--- Start ---
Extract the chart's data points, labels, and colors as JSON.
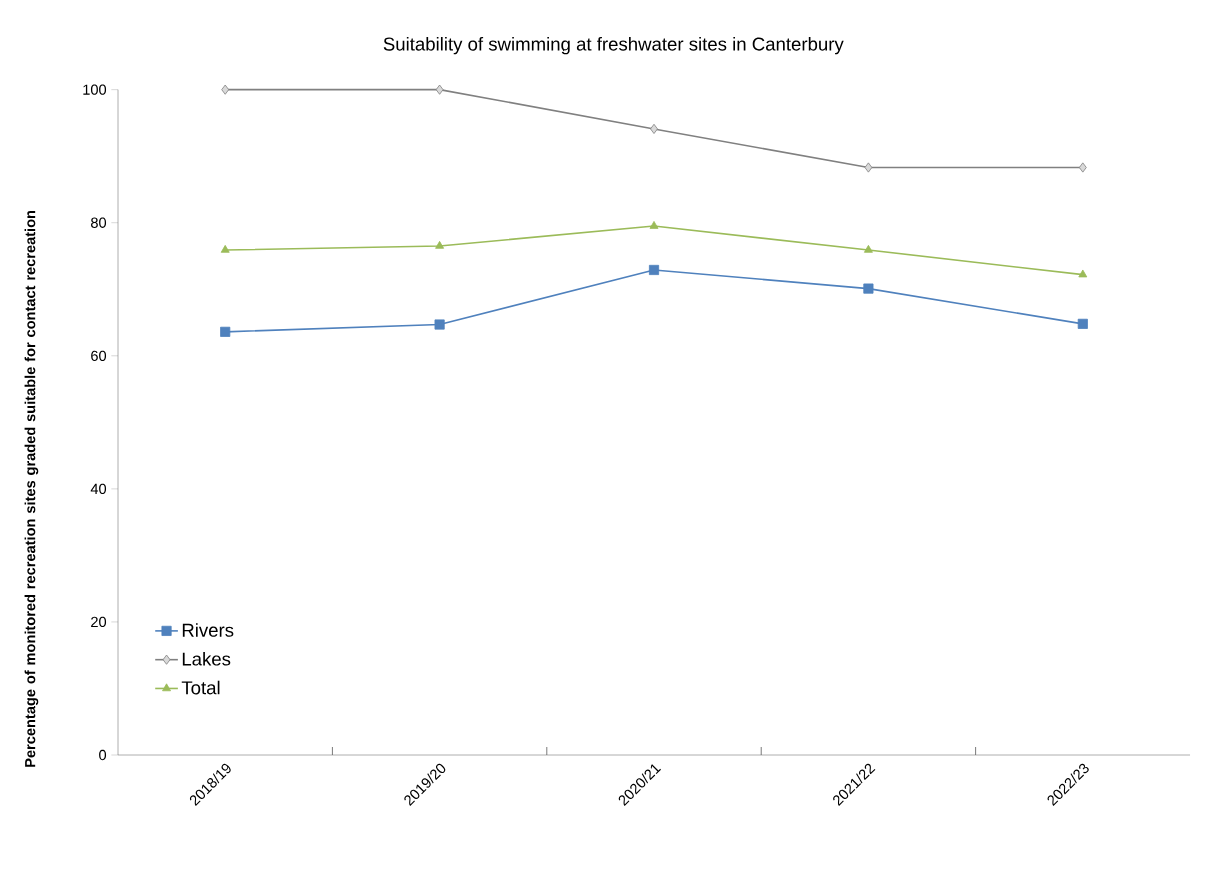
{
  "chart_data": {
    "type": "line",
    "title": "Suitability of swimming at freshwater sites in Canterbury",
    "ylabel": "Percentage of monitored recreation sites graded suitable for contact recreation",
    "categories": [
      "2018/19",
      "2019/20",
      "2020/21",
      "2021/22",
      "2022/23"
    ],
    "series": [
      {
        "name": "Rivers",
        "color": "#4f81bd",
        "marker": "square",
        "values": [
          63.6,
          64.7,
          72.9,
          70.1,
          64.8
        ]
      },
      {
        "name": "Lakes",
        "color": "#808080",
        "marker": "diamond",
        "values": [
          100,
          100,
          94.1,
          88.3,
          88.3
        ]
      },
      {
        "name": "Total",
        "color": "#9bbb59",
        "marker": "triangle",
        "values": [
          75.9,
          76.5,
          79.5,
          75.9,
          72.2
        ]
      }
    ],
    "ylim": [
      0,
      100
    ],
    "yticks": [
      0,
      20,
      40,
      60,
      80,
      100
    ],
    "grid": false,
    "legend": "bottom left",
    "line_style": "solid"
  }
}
--- End ---
--- Start ---
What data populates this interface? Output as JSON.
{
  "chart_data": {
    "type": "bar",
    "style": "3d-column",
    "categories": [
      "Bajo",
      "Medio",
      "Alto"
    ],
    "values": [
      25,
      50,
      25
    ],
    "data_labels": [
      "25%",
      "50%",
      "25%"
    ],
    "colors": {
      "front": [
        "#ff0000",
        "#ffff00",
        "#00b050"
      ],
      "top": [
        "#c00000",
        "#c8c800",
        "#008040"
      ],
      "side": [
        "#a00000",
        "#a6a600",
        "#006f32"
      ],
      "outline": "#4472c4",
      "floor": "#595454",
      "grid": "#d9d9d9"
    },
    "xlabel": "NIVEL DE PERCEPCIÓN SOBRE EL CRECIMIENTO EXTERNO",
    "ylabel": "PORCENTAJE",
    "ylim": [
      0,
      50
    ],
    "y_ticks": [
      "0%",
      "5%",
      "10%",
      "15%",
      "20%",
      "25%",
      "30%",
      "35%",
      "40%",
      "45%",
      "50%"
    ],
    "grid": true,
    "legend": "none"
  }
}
--- End ---
_Task prompt_
Which lines of the data above contain "colors"? Copy each one.

_Solution for this task_
Extract the chart's data points, labels, and colors as JSON.
    "colors": {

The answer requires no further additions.